#### Source excerpt
::::

Arguments for unity.

Many able expositors have found a logical sequence in the Sermon and a thematic development that they believe point to the essential unity of Matthew 5-7 as a literary unit, although not necessarily to its exact historic setting. Basically, the arguments for unity are three: (1) the character of the audience, (2) thematic development, (3) editorial possibilities.

Character of the audience.

It is pointed out that the Sermon was not delivered to a general audience nor to novices, but to selected disciples who had been for some time in association with Jesus. The reason given for Jesus’ going up the mountain was to escape the crowds (Matt 5:1). The Sermon was thus addressed to the disciples and not the crowds, though the latter may have been sitting on the fringe of the disciple group. Matthew omits all indications of date, and it is incorrect to assume that it was at the beginning of Jesus’ ministry because the crowds came later. Jesus here is a teacher, not an evangelist.

Thematic development.

Because of a central idea that is developed throughout the Sermon progressing to a climax, many have held to the essential unity of Matthew 5-7. The theme, however, has been variously stated: “Christ’s Idea of Righteousness,” “The Goal of Life,” “The Ideal Christian Life,” etc. Perhaps it is best to designate the theme as “the gospel of the kingdom” (Matt 4:23). The phrase “the kingdom of heaven” was Matthew’s usual way of expressing the equivalent of “the kingdom of God,” which is found in parallel passages in Luke. As would be immediately apparent, the understanding of what was meant by “kingdom” becomes determinative in the application. For a literal kingdom it becomes the constitution, and has been regarded as an explanation of the word “righteousness” in the prophets (Isa 11:4; 32:1; Dan 9:24). Those who emphasize the kingdom as a present reality have found here those principles that are fundamental to the sovereignty of God in the life of a disciple.

Editorial possibilities.

::::

[Labeled region entries]
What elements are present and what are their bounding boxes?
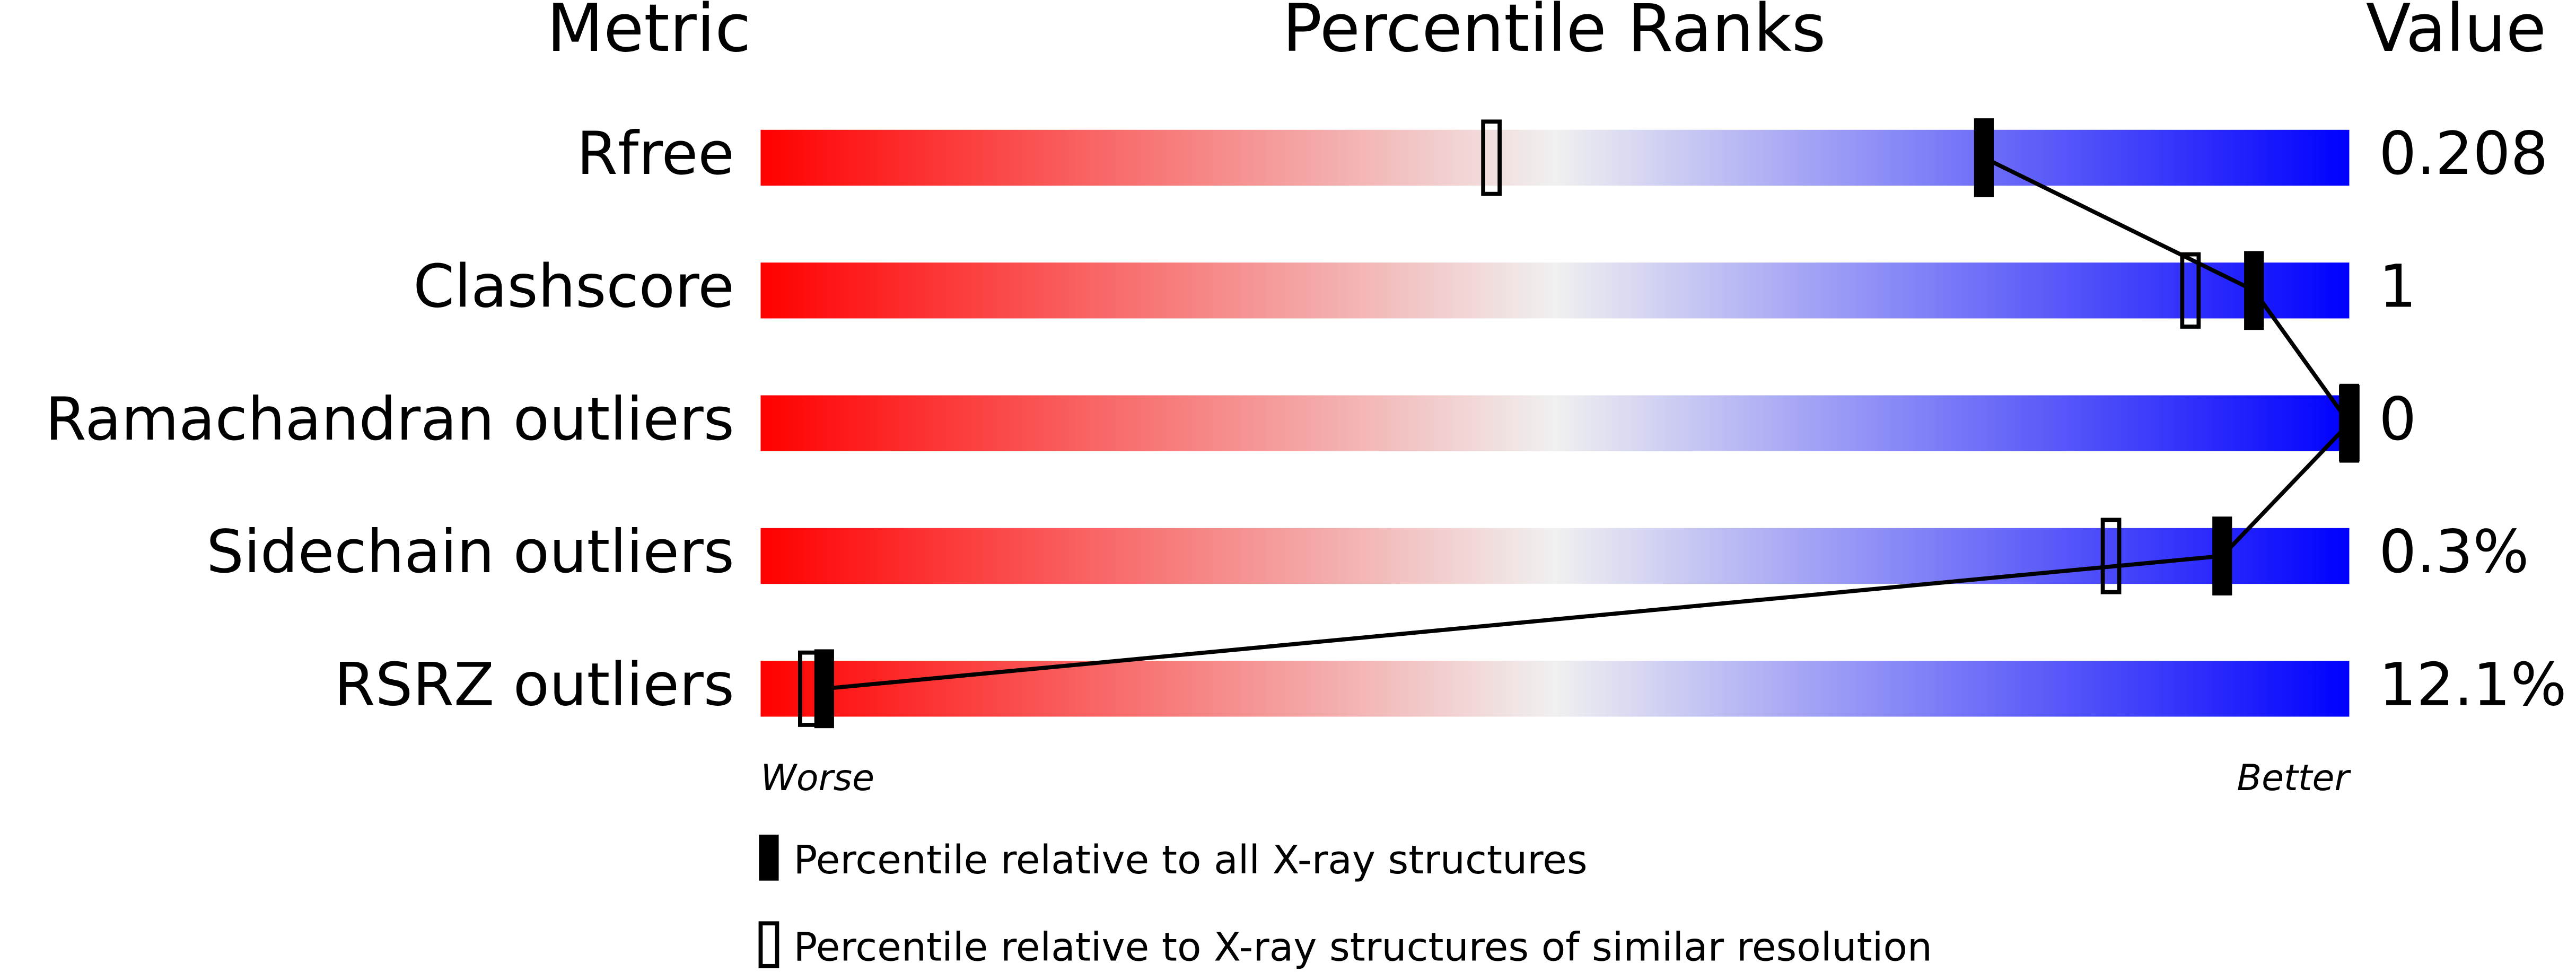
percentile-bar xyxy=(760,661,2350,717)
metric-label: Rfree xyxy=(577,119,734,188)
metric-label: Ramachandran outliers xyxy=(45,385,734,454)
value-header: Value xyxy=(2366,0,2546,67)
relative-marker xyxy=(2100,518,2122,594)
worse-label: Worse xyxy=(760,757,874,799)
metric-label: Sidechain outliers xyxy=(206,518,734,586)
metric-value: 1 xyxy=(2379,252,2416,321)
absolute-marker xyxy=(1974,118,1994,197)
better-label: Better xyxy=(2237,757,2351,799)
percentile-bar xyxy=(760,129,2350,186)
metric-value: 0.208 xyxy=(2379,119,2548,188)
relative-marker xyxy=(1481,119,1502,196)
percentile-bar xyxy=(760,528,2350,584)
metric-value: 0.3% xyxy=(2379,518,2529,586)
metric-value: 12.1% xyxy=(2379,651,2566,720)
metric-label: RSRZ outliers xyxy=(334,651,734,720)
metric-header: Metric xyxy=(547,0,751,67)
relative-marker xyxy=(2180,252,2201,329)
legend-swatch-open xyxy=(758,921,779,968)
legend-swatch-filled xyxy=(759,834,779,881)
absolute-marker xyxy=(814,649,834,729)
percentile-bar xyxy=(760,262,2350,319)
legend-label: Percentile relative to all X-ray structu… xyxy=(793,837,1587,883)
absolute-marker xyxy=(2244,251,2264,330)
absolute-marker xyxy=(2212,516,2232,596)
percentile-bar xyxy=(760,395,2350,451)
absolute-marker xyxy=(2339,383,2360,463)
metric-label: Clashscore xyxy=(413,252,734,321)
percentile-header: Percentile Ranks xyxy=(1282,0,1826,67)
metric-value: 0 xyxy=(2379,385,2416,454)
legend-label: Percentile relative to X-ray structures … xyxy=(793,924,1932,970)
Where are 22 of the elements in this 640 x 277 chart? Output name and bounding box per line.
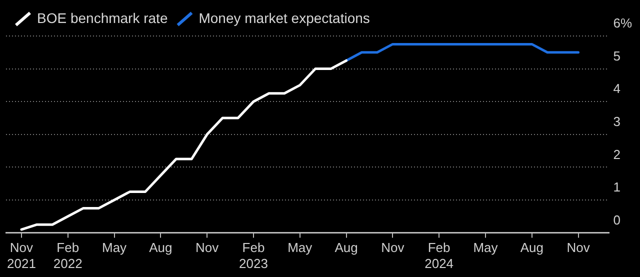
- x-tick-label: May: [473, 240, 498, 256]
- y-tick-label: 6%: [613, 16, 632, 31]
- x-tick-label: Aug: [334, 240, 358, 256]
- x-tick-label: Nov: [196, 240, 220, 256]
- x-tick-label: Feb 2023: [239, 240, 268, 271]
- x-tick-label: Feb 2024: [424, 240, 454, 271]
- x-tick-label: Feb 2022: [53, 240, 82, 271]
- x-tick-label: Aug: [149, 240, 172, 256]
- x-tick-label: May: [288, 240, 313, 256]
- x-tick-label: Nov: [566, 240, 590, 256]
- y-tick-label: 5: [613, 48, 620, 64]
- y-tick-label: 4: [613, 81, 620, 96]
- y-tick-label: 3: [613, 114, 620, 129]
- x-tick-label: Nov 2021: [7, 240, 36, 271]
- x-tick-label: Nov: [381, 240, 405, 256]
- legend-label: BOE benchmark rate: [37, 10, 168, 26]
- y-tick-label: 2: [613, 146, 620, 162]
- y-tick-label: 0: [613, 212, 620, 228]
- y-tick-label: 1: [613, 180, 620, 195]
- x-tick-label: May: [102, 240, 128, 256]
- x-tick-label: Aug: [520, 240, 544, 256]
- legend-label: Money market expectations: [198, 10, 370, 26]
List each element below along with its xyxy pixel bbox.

::::

#### What you have to do
Please carry on the passage about the unity of Matthew 5-7, starting right after its last heading, "Editorial possibilities." None of the material is needed for this work.

#### Exercise output
It has been asserted that it is of no great importance to determine whether Matthew and Luke give divergent reports of the same sermon or of two similar but distinctive sermons. It is a false assumption that the writer of each gospel told all that he knew and that what he did not tell was unknown to him. It is also false to assume that Jesus never repeated His teachings so that different reports of His words must be related to the same situation. It seems obvious also that Luke has edited out of his account the material that would have a special Palestinian-Jewish coloring. Matthew’s account is characterized by such detail. If two sources lie behind Matthew 5-7, it is not impossible that Jesus Himself combined the materials from two sermons that He had preached, and they came to Matthew in the form in which He presented them.

Manner

The manner, form, or style of the Sermon reveals the literary characteristics of Sem. languages to a remarkable degree.

Poetical.

Semitic poetry is characterized chiefly by a literary device called “parallelism,” which is a balancing of successive thoughts, phrases, or words. Synonymous parallelism finds the thought of the first literary member restated in different words in the second member (see Matt 7:6 and 7). Antithetical parallelism finds the first literary member contrasted and opposed by an opposite (see 7:17). Synthetic parallelism has the second member completing the thought of the first (see 5:3).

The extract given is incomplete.